* [What you need to do] Print every row below unchanged, character for character, and omit the pictures.

Records from a dataset
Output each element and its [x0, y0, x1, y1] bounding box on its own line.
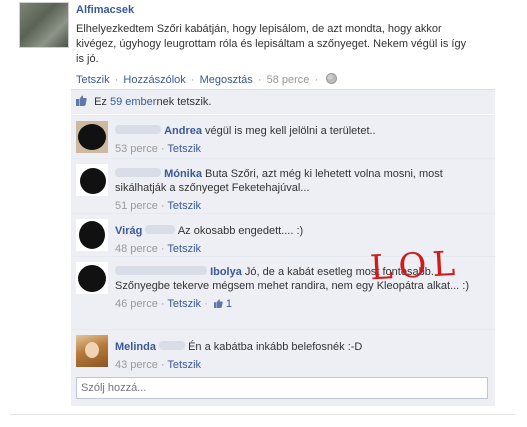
comment-author-link[interactable]: Virág: [115, 225, 142, 237]
comment-like-count[interactable]: 1: [226, 298, 232, 310]
comment-text: végül is meg kell jelölni a területet..: [205, 125, 376, 137]
comment-like-link[interactable]: Tetszik: [167, 359, 201, 371]
separator-dot: ·: [314, 74, 319, 86]
comment-meta: 43 perce · Tetszik: [115, 359, 202, 371]
post-like-link[interactable]: Tetszik: [76, 74, 110, 86]
comment-text: Én a kabátba inkább belefosnék :-D: [188, 341, 363, 353]
comment-input[interactable]: [77, 378, 485, 398]
comment-item: Mónika Buta Szőri, azt még ki lehetett v…: [71, 158, 495, 213]
comment-body: Mónika Buta Szőri, azt még ki lehetett v…: [115, 167, 485, 213]
separator-dot: ·: [114, 74, 119, 86]
comment-author-link[interactable]: Melinda: [115, 341, 156, 353]
comment-body: Melinda Én a kabátba inkább belefosnék :…: [115, 340, 485, 372]
likes-suffix: nek tetszik.: [156, 96, 212, 108]
comment-avatar[interactable]: [76, 262, 108, 294]
comment-avatar[interactable]: [76, 121, 108, 153]
likes-prefix: Ez: [94, 96, 107, 108]
reply-box: [76, 377, 488, 399]
globe-icon[interactable]: [326, 73, 338, 84]
comment-author-link[interactable]: Andrea: [164, 125, 202, 137]
comment-timestamp[interactable]: 43 perce: [115, 359, 158, 371]
post-actions: Tetszik · Hozzászólok · Megosztás · 58 p…: [76, 73, 476, 86]
post-body: Alfimacsek Elhelyezkedtem Szőri kabátján…: [76, 4, 476, 86]
bottom-divider: [10, 414, 515, 415]
comment-meta: 46 perce · Tetszik · 1: [115, 298, 232, 310]
comment-avatar[interactable]: [76, 219, 108, 251]
handwritten-annotation: LOL: [369, 243, 463, 289]
comment-meta: 53 perce · Tetszik: [115, 143, 202, 155]
comment-item: Andrea végül is meg kell jelölni a terül…: [71, 115, 495, 158]
post-timestamp[interactable]: 58 perce: [267, 74, 310, 86]
comment-timestamp[interactable]: 51 perce: [115, 200, 158, 212]
comment-body: Andrea végül is meg kell jelölni a terül…: [115, 124, 485, 156]
comment-meta: 51 perce · Tetszik: [115, 200, 202, 212]
comment-like-link[interactable]: Tetszik: [167, 243, 201, 255]
comment-timestamp[interactable]: 46 perce: [115, 298, 158, 310]
comment-like-link[interactable]: Tetszik: [167, 298, 201, 310]
likes-count-link[interactable]: 59 ember: [110, 96, 156, 108]
comment-author-link[interactable]: Ibolya: [210, 266, 242, 278]
comment-timestamp[interactable]: 53 perce: [115, 143, 158, 155]
post-comment-link[interactable]: Hozzászólok: [123, 74, 185, 86]
post-author-link[interactable]: Alfimacsek: [76, 4, 476, 16]
post-share-link[interactable]: Megosztás: [200, 74, 253, 86]
comment-timestamp[interactable]: 48 perce: [115, 243, 158, 255]
thumbs-up-icon: [213, 299, 223, 308]
likes-row: Ez 59 embernek tetszik.: [71, 90, 495, 115]
comment-like-link[interactable]: Tetszik: [167, 143, 201, 155]
post-text: Elhelyezkedtem Szőri kabátján, hogy lepi…: [76, 23, 467, 65]
thumbs-up-icon: [76, 95, 87, 106]
comment-avatar[interactable]: [76, 164, 108, 196]
separator-dot: ·: [257, 74, 262, 86]
comment-item: Melinda Én a kabátba inkább belefosnék :…: [71, 329, 495, 372]
comment-avatar[interactable]: [76, 335, 108, 367]
separator-dot: ·: [190, 74, 195, 86]
comment-like-link[interactable]: Tetszik: [167, 200, 201, 212]
comment-author-link[interactable]: Mónika: [164, 168, 202, 180]
comment-text: Az okosabb engedett.... :): [177, 225, 304, 237]
post-avatar[interactable]: [19, 2, 69, 48]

* [Result of the task]
Output each element and its [x0, y0, x1, y1] bounding box on its own line.
comment-author-link[interactable]: Virág: [115, 225, 142, 237]
comment-like-count[interactable]: 1: [226, 298, 232, 310]
comment-text: végül is meg kell jelölni a területet..: [205, 125, 376, 137]
comment-like-link[interactable]: Tetszik: [167, 359, 201, 371]
separator-dot: ·: [314, 74, 319, 86]
comment-meta: 43 perce · Tetszik: [115, 359, 202, 371]
post-like-link[interactable]: Tetszik: [76, 74, 110, 86]
comment-text: Én a kabátba inkább belefosnék :-D: [188, 341, 363, 353]
comment-input[interactable]: [77, 378, 485, 398]
comment-item: Mónika Buta Szőri, azt még ki lehetett v…: [71, 158, 495, 213]
comment-body: Mónika Buta Szőri, azt még ki lehetett v…: [115, 167, 485, 213]
separator-dot: ·: [114, 74, 119, 86]
comment-author-link[interactable]: Melinda: [115, 341, 156, 353]
comment-body: Melinda Én a kabátba inkább belefosnék :…: [115, 340, 485, 372]
likes-suffix: nek tetszik.: [156, 96, 212, 108]
comment-avatar[interactable]: [76, 262, 108, 294]
comment-avatar[interactable]: [76, 121, 108, 153]
likes-prefix: Ez: [94, 96, 107, 108]
reply-box: [76, 377, 488, 399]
globe-icon[interactable]: [326, 73, 338, 84]
comment-author-link[interactable]: Andrea: [164, 125, 202, 137]
comment-timestamp[interactable]: 43 perce: [115, 359, 158, 371]
post-actions: Tetszik · Hozzászólok · Megosztás · 58 p…: [76, 73, 476, 86]
post-body: Alfimacsek Elhelyezkedtem Szőri kabátján…: [76, 4, 476, 86]
bottom-divider: [10, 414, 515, 415]
comment-meta: 46 perce · Tetszik · 1: [115, 298, 232, 310]
comment-avatar[interactable]: [76, 219, 108, 251]
handwritten-annotation: LOL: [369, 243, 463, 289]
comment-meta: 53 perce · Tetszik: [115, 143, 202, 155]
comment-item: Andrea végül is meg kell jelölni a terül…: [71, 115, 495, 158]
post-timestamp[interactable]: 58 perce: [267, 74, 310, 86]
comment-timestamp[interactable]: 51 perce: [115, 200, 158, 212]
comment-body: Andrea végül is meg kell jelölni a terül…: [115, 124, 485, 156]
comment-meta: 51 perce · Tetszik: [115, 200, 202, 212]
comment-like-link[interactable]: Tetszik: [167, 243, 201, 255]
comment-timestamp[interactable]: 46 perce: [115, 298, 158, 310]
comment-like-link[interactable]: Tetszik: [167, 298, 201, 310]
likes-count-link[interactable]: 59 ember: [110, 96, 156, 108]
comment-author-link[interactable]: Ibolya: [210, 266, 242, 278]
comment-timestamp[interactable]: 53 perce: [115, 143, 158, 155]
post-comment-link[interactable]: Hozzászólok: [123, 74, 185, 86]
post-author-link[interactable]: Alfimacsek: [76, 4, 476, 16]
post-share-link[interactable]: Megosztás: [200, 74, 253, 86]
comment-timestamp[interactable]: 48 perce: [115, 243, 158, 255]
thumbs-up-icon: [213, 299, 223, 308]
likes-row: Ez 59 embernek tetszik.: [71, 90, 495, 115]
comment-like-link[interactable]: Tetszik: [167, 143, 201, 155]
post-text: Elhelyezkedtem Szőri kabátján, hogy lepi…: [76, 23, 467, 65]
thumbs-up-icon: [76, 95, 87, 106]
comment-avatar[interactable]: [76, 164, 108, 196]
separator-dot: ·: [257, 74, 262, 86]
comment-item: Melinda Én a kabátba inkább belefosnék :…: [71, 329, 495, 372]
comment-avatar[interactable]: [76, 335, 108, 367]
separator-dot: ·: [190, 74, 195, 86]
comment-like-link[interactable]: Tetszik: [167, 200, 201, 212]
comment-author-link[interactable]: Mónika: [164, 168, 202, 180]
comment-text: Az okosabb engedett.... :): [177, 225, 304, 237]
post-avatar[interactable]: [19, 2, 69, 48]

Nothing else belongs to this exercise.